__Problem to work on__
From the listing below, copy every line with the word "Upwelling".

__Task input__
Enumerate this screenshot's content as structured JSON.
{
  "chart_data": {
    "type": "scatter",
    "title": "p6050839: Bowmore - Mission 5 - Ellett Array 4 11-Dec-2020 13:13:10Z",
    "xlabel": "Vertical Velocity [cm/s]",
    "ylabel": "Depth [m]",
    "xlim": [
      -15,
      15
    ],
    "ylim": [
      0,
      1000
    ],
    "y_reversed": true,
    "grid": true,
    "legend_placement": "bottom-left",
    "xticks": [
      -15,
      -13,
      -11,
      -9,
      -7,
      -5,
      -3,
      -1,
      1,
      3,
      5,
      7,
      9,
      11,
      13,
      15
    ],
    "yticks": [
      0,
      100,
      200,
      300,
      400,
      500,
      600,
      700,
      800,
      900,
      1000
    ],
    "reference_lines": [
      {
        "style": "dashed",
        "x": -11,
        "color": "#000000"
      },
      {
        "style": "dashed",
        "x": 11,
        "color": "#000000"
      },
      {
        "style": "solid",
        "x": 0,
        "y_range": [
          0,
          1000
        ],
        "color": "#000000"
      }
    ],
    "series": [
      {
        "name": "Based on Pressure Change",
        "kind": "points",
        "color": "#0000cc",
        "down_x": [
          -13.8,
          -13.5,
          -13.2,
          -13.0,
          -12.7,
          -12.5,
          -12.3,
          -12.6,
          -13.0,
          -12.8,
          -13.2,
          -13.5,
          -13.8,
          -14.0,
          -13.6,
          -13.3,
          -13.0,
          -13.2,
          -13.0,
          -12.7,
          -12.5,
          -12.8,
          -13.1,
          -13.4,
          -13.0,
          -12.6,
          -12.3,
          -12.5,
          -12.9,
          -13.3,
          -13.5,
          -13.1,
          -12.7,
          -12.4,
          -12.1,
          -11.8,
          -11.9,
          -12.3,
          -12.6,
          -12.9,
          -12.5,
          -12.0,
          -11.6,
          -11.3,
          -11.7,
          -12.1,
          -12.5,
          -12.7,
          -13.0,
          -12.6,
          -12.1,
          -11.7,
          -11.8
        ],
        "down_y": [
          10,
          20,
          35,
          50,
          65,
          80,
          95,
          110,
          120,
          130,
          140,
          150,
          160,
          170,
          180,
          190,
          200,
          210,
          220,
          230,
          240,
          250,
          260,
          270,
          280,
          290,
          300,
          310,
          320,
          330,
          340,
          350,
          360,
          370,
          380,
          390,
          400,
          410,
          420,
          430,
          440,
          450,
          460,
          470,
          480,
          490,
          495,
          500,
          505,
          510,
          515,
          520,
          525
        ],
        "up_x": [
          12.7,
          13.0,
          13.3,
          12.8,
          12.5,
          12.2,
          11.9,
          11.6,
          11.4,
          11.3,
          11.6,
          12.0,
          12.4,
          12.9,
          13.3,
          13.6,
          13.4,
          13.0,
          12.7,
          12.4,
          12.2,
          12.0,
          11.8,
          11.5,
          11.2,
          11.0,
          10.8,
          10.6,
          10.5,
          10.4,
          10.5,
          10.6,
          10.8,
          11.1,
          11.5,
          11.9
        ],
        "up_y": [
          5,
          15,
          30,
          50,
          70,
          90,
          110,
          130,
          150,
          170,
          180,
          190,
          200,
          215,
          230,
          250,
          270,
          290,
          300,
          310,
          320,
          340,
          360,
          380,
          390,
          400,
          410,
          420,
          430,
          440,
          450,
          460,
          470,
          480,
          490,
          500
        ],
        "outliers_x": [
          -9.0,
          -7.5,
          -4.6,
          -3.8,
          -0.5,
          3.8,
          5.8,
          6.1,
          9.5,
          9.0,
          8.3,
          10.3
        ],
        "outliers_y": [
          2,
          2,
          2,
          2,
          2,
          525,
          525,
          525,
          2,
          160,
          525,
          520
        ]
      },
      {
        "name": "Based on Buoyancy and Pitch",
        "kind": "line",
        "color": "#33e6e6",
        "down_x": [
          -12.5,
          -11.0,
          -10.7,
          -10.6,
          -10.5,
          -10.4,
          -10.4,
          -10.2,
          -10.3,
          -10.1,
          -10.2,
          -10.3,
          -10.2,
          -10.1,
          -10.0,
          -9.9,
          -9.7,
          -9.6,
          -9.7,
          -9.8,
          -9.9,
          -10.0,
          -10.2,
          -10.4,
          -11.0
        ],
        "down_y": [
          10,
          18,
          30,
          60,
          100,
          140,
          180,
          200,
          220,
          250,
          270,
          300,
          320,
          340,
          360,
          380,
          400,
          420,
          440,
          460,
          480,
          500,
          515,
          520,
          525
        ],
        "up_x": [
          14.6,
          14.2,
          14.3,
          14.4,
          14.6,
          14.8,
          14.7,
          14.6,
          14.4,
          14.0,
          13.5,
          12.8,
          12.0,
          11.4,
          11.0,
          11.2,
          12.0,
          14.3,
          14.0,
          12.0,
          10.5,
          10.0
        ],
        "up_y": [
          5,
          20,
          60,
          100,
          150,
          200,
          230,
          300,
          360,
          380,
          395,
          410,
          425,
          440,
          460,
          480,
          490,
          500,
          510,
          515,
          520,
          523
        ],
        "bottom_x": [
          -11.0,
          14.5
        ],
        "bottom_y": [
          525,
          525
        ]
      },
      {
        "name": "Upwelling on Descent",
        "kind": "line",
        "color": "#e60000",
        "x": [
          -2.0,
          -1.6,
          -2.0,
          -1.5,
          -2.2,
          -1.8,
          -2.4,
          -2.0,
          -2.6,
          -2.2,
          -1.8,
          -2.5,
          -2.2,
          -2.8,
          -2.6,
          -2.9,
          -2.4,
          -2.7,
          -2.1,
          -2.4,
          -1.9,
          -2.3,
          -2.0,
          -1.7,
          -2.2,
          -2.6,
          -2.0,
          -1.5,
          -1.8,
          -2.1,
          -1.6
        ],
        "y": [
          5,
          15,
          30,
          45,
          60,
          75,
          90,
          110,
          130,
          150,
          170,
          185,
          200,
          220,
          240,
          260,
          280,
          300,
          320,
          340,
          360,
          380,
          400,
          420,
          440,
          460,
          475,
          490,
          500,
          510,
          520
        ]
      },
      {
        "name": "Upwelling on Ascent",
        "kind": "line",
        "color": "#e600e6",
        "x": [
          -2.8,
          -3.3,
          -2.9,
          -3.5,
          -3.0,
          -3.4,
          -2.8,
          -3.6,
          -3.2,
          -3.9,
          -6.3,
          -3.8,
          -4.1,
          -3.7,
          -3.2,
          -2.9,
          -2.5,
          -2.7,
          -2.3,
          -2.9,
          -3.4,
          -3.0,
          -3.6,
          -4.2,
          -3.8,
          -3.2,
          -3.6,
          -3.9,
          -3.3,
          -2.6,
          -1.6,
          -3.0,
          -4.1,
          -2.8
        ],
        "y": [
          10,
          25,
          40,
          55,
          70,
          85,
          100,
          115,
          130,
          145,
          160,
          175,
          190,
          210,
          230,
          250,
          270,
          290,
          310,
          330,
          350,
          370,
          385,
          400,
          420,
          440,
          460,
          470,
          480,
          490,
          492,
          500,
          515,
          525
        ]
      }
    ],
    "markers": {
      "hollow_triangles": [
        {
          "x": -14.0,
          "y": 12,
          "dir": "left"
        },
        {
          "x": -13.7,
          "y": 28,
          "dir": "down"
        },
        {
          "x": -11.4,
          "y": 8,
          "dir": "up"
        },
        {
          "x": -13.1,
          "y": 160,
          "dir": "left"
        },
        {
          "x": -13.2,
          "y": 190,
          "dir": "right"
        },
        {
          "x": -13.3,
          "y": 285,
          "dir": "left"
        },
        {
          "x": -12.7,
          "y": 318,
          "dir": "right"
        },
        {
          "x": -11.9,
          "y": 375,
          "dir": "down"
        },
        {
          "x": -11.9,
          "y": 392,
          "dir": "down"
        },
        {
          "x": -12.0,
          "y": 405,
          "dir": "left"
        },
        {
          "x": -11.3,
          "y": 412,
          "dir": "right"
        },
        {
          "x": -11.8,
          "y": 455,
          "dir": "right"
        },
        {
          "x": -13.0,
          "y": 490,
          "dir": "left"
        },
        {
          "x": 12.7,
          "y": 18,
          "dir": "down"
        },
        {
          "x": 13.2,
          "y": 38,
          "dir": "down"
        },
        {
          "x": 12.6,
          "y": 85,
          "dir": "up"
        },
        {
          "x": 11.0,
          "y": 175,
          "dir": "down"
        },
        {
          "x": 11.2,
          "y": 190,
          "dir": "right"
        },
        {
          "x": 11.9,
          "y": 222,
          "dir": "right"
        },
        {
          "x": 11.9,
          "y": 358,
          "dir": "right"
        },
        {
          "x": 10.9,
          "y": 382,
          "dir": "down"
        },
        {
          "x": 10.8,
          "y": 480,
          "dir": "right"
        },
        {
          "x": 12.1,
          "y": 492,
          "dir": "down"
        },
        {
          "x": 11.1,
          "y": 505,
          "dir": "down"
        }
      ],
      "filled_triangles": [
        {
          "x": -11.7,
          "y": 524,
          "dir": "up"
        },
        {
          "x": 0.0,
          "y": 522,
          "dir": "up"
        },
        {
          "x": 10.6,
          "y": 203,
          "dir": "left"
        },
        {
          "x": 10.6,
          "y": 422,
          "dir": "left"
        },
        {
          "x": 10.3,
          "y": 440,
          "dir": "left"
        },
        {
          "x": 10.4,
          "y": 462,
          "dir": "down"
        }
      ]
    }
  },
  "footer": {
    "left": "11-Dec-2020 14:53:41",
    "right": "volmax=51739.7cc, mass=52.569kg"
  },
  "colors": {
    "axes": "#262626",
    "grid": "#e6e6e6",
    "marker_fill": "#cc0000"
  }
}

__Output of the exercise__
        "name": "Upwelling on Descent",
        "name": "Upwelling on Ascent",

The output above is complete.